• _Exercise description_: Return the full material exactly.

• _Provided data_:

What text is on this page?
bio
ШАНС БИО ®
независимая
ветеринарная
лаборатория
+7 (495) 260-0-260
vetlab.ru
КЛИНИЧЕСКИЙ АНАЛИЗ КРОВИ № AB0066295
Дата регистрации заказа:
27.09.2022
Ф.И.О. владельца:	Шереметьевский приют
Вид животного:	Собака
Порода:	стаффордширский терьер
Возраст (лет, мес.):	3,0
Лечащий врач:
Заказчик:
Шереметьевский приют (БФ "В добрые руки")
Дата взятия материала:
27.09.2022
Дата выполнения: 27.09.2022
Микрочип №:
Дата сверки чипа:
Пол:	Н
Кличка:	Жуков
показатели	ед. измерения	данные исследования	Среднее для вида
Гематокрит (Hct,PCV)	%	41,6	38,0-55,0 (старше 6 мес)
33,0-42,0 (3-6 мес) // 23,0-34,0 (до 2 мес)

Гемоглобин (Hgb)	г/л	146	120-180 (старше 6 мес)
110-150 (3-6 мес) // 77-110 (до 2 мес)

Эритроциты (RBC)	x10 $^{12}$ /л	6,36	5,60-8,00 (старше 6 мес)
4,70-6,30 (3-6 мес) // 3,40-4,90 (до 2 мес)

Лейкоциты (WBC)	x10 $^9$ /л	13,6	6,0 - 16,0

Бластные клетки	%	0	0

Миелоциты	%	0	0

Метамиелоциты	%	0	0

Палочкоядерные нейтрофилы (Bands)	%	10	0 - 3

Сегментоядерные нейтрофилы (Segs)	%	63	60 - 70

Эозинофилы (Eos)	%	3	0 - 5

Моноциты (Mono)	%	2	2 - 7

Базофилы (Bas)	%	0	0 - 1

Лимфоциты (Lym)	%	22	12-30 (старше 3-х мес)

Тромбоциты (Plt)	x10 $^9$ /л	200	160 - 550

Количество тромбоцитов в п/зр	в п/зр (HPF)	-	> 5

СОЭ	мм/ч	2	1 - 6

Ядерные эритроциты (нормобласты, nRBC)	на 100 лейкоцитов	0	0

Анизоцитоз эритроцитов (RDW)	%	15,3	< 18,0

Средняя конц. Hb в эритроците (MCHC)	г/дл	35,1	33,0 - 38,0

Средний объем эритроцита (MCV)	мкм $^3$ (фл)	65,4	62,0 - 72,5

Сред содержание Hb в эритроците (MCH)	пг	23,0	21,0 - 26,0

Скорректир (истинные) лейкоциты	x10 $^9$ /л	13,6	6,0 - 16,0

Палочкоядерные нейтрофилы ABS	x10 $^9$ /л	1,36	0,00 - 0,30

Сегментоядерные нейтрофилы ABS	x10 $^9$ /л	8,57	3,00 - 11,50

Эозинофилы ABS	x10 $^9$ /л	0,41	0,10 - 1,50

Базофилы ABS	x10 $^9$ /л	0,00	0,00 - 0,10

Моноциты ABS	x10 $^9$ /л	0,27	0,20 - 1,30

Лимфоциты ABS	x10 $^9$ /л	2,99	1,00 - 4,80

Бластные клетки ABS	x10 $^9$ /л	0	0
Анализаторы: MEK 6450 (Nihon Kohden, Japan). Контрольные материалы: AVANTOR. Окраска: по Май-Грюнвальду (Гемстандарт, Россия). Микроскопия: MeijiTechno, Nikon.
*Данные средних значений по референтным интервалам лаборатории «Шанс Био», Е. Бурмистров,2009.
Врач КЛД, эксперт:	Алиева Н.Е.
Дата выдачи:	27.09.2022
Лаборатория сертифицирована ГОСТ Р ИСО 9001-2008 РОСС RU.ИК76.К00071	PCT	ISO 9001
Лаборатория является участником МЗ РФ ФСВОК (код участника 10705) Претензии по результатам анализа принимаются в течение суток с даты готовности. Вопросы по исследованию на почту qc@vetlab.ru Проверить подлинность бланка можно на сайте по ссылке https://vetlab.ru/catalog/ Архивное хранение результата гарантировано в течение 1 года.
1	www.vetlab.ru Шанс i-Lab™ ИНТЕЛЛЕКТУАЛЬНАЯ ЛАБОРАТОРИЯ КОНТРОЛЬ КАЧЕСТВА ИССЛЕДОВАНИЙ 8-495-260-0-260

• _Answer to the task_:
What text is on this page?
bio
ШАНС БИО ®
независимая
ветеринарная
лаборатория
+7 (495) 260-0-260
vetlab.ru
КЛИНИЧЕСКИЙ АНАЛИЗ КРОВИ № AB0066295
Дата регистрации заказа:
27.09.2022
Ф.И.О. владельца:	Шереметьевский приют
Вид животного:	Собака
Порода:	стаффордширский терьер
Возраст (лет, мес.):	3,0
Лечащий врач:
Заказчик:
Шереметьевский приют (БФ "В добрые руки")
Дата взятия материала:
27.09.2022
Дата выполнения: 27.09.2022
Микрочип №:
Дата сверки чипа:
Пол:	Н
Кличка:	Жуков
показатели	ед. измерения	данные исследования	Среднее для вида
Гематокрит (Hct,PCV)	%	41,6	38,0-55,0 (старше 6 мес)
33,0-42,0 (3-6 мес) // 23,0-34,0 (до 2 мес)

Гемоглобин (Hgb)	г/л	146	120-180 (старше 6 мес)
110-150 (3-6 мес) // 77-110 (до 2 мес)

Эритроциты (RBC)	x10 $^{12}$ /л	6,36	5,60-8,00 (старше 6 мес)
4,70-6,30 (3-6 мес) // 3,40-4,90 (до 2 мес)

Лейкоциты (WBC)	x10 $^9$ /л	13,6	6,0 - 16,0

Бластные клетки	%	0	0

Миелоциты	%	0	0

Метамиелоциты	%	0	0

Палочкоядерные нейтрофилы (Bands)	%	10	0 - 3

Сегментоядерные нейтрофилы (Segs)	%	63	60 - 70

Эозинофилы (Eos)	%	3	0 - 5

Моноциты (Mono)	%	2	2 - 7

Базофилы (Bas)	%	0	0 - 1

Лимфоциты (Lym)	%	22	12-30 (старше 3-х мес)

Тромбоциты (Plt)	x10 $^9$ /л	200	160 - 550

Количество тромбоцитов в п/зр	в п/зр (HPF)	-	> 5

СОЭ	мм/ч	2	1 - 6

Ядерные эритроциты (нормобласты, nRBC)	на 100 лейкоцитов	0	0

Анизоцитоз эритроцитов (RDW)	%	15,3	< 18,0

Средняя конц. Hb в эритроците (MCHC)	г/дл	35,1	33,0 - 38,0

Средний объем эритроцита (MCV)	мкм $^3$ (фл)	65,4	62,0 - 72,5

Сред содержание Hb в эритроците (MCH)	пг	23,0	21,0 - 26,0

Скорректир (истинные) лейкоциты	x10 $^9$ /л	13,6	6,0 - 16,0

Палочкоядерные нейтрофилы ABS	x10 $^9$ /л	1,36	0,00 - 0,30

Сегментоядерные нейтрофилы ABS	x10 $^9$ /л	8,57	3,00 - 11,50

Эозинофилы ABS	x10 $^9$ /л	0,41	0,10 - 1,50

Базофилы ABS	x10 $^9$ /л	0,00	0,00 - 0,10

Моноциты ABS	x10 $^9$ /л	0,27	0,20 - 1,30

Лимфоциты ABS	x10 $^9$ /л	2,99	1,00 - 4,80

Бластные клетки ABS	x10 $^9$ /л	0	0
Анализаторы: MEK 6450 (Nihon Kohden, Japan). Контрольные материалы: AVANTOR. Окраска: по Май-Грюнвальду (Гемстандарт, Россия). Микроскопия: MeijiTechno, Nikon.
*Данные средних значений по референтным интервалам лаборатории «Шанс Био», Е. Бурмистров,2009.
Врач КЛД, эксперт:	Алиева Н.Е.
Дата выдачи:	27.09.2022
Лаборатория сертифицирована ГОСТ Р ИСО 9001-2008 РОСС RU.ИК76.К00071	PCT	ISO 9001
Лаборатория является участником МЗ РФ ФСВОК (код участника 10705) Претензии по результатам анализа принимаются в течение суток с даты готовности. Вопросы по исследованию на почту qc@vetlab.ru Проверить подлинность бланка можно на сайте по ссылке https://vetlab.ru/catalog/ Архивное хранение результата гарантировано в течение 1 года.
1	www.vetlab.ru Шанс i-Lab™ ИНТЕЛЛЕКТУАЛЬНАЯ ЛАБОРАТОРИЯ КОНТРОЛЬ КАЧЕСТВА ИССЛЕДОВАНИЙ 8-495-260-0-260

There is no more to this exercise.